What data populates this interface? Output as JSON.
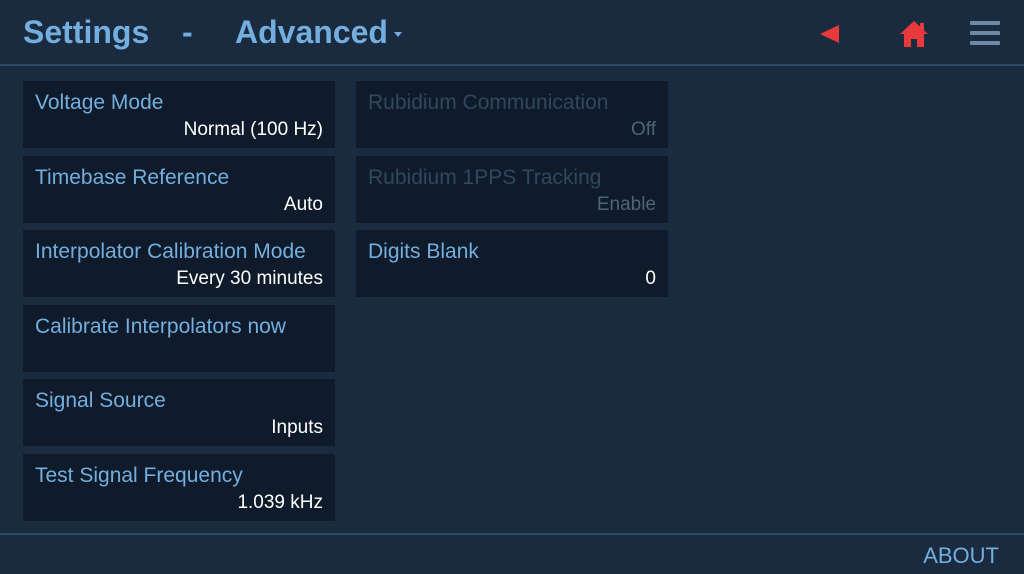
{
  "header": {
    "title": "Settings",
    "separator": "-",
    "subtitle": "Advanced"
  },
  "icons": {
    "back": "back-arrow-icon",
    "home": "home-icon",
    "menu": "hamburger-menu-icon"
  },
  "colors": {
    "accent": "#73aedf",
    "alert": "#e83a3c",
    "background": "#1a2a3f",
    "card": "#0f1b2a"
  },
  "left_column": [
    {
      "label": "Voltage Mode",
      "value": "Normal (100 Hz)"
    },
    {
      "label": "Timebase Reference",
      "value": "Auto"
    },
    {
      "label": "Interpolator Calibration Mode",
      "value": "Every 30 minutes"
    },
    {
      "label": "Calibrate Interpolators now",
      "value": ""
    },
    {
      "label": "Signal Source",
      "value": "Inputs"
    },
    {
      "label": "Test Signal Frequency",
      "value": "1.039 kHz"
    }
  ],
  "right_column": [
    {
      "label": "Rubidium Communication",
      "value": "Off",
      "enabled": false
    },
    {
      "label": "Rubidium 1PPS Tracking",
      "value": "Enable",
      "enabled": false
    },
    {
      "label": "Digits Blank",
      "value": "0",
      "enabled": true
    }
  ],
  "footer": {
    "about_label": "ABOUT"
  }
}
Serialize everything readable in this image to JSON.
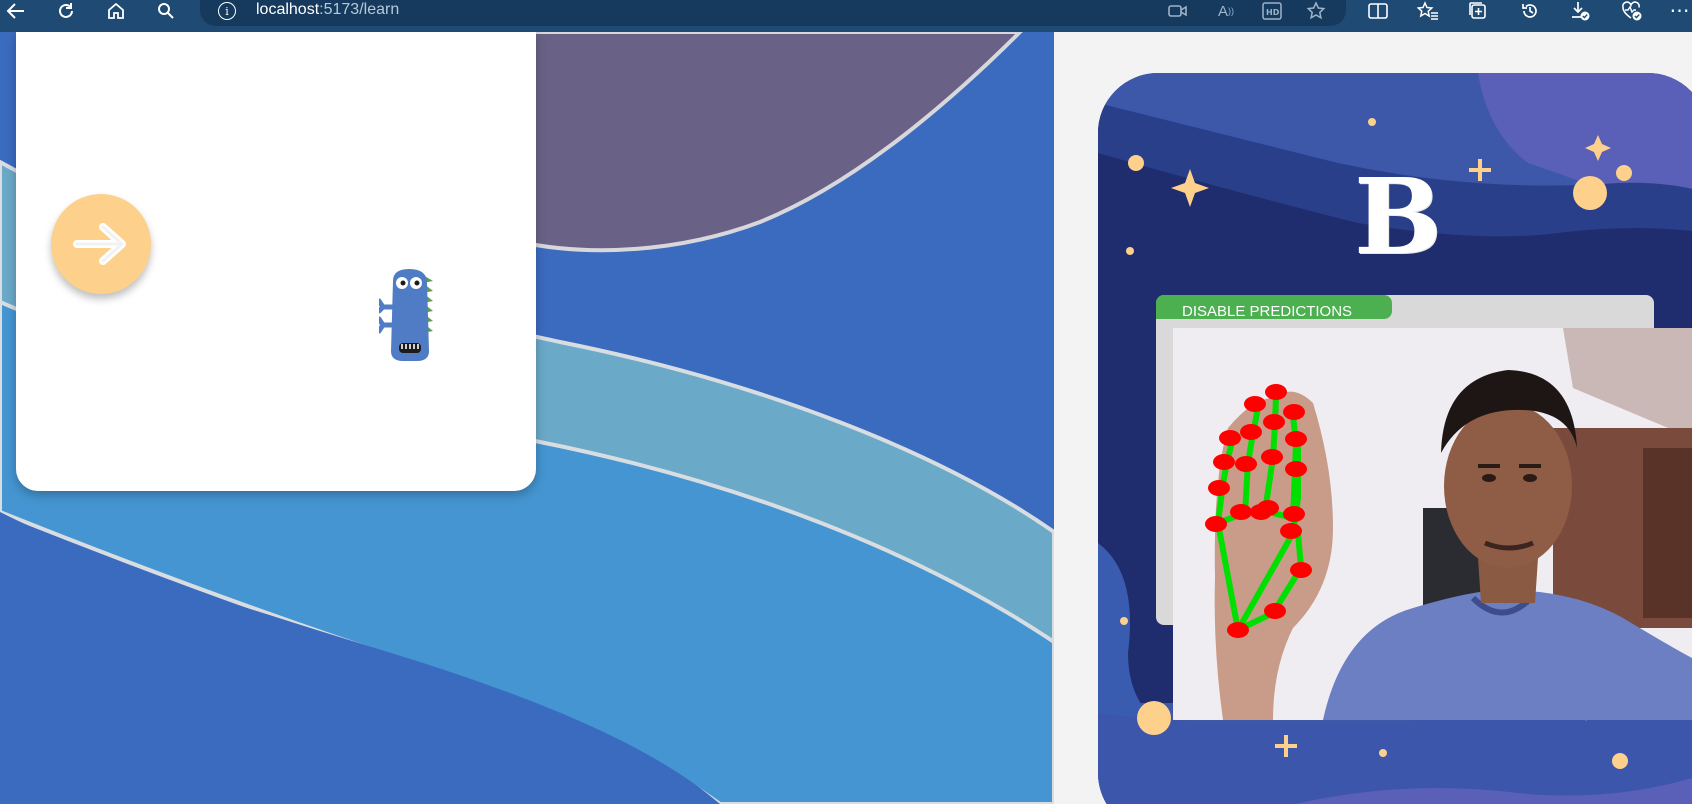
{
  "browser": {
    "url_host": "localhost",
    "url_rest": ":5173/learn",
    "toolbar_icons": [
      "back-icon",
      "reload-icon",
      "home-icon",
      "search-icon",
      "info-icon",
      "video-icon",
      "read-aloud-icon",
      "hd-icon",
      "favorite-star-icon",
      "split-screen-icon",
      "favorites-icon",
      "collections-icon",
      "history-icon",
      "downloads-icon",
      "browser-essentials-icon",
      "more-icon"
    ]
  },
  "lesson": {
    "current_letter": "B",
    "prediction_toggle_label": "DISABLE PREDICTIONS"
  },
  "colors": {
    "toolbar": "#1e4a73",
    "next_button": "#fdd08c",
    "toggle_green": "#4caf50",
    "landmark_point": "#ff0000",
    "landmark_line": "#00e000"
  }
}
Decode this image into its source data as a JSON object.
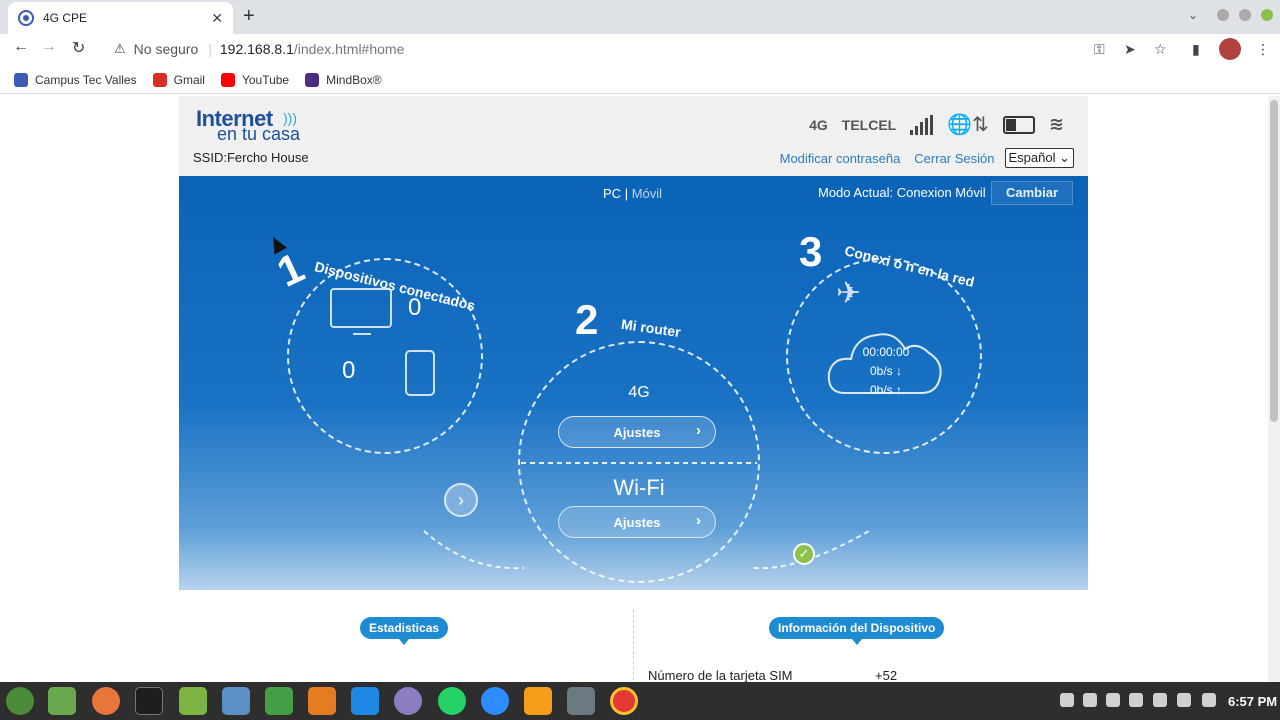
{
  "browser": {
    "tab_title": "4G CPE",
    "tab_close": "✕",
    "new_tab": "+",
    "security_label": "No seguro",
    "url_host": "192.168.8.1",
    "url_path": "/index.html#home",
    "bookmarks": [
      {
        "label": "Campus Tec Valles",
        "color": "#3b5bb5"
      },
      {
        "label": "Gmail",
        "color": "#d93025"
      },
      {
        "label": "YouTube",
        "color": "#ff0000"
      },
      {
        "label": "MindBox®",
        "color": "#4b2e83"
      }
    ]
  },
  "header": {
    "logo_line1": "Internet",
    "logo_line2": "en tu casa",
    "ssid": "SSID:Fercho House",
    "network_type": "4G",
    "carrier": "TELCEL",
    "modify_password": "Modificar contraseña",
    "logout": "Cerrar Sesión",
    "language": "Español"
  },
  "banner": {
    "view_pc": "PC",
    "view_separator": "|",
    "view_mobile": "Móvil",
    "mode_current": "Modo Actual: Conexion Móvil",
    "change_button": "Cambiar",
    "step1_number": "1",
    "step1_label": "Dispositivos conectados",
    "pc_count": "0",
    "mobile_count": "0",
    "step2_number": "2",
    "step2_label": "Mi router",
    "router_network": "4G",
    "settings_label": "Ajustes",
    "wifi_label": "Wi-Fi",
    "step3_number": "3",
    "step3_label": "Conexi ó n en la red",
    "connection_time": "00:00:00",
    "download_rate": "0b/s ↓",
    "upload_rate": "0b/s ↑"
  },
  "sections": {
    "stats_title": "Estadisticas",
    "device_info_title": "Información del Dispositivo",
    "sim_label": "Número de la tarjeta SIM",
    "sim_value": "+52"
  },
  "taskbar": {
    "clock": "6:57 PM"
  }
}
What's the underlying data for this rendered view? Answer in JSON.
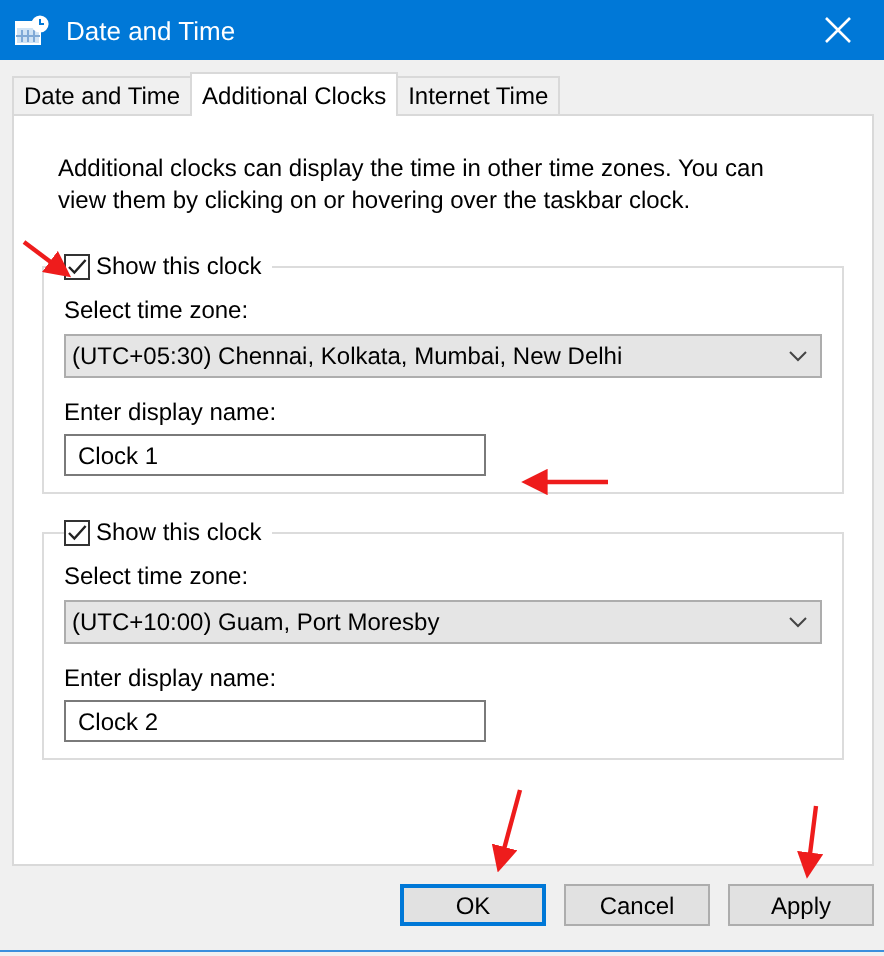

▶ **WORK REQUIRED**: List each line in the listing that contains the string "data".

▶ **OUTPUT FOR THIS TASK**:
What data populates this interface? Output as JSON.
Decode this image into its source data as a JSON object.
What's the underlying data for this rendered view? Answer in JSON.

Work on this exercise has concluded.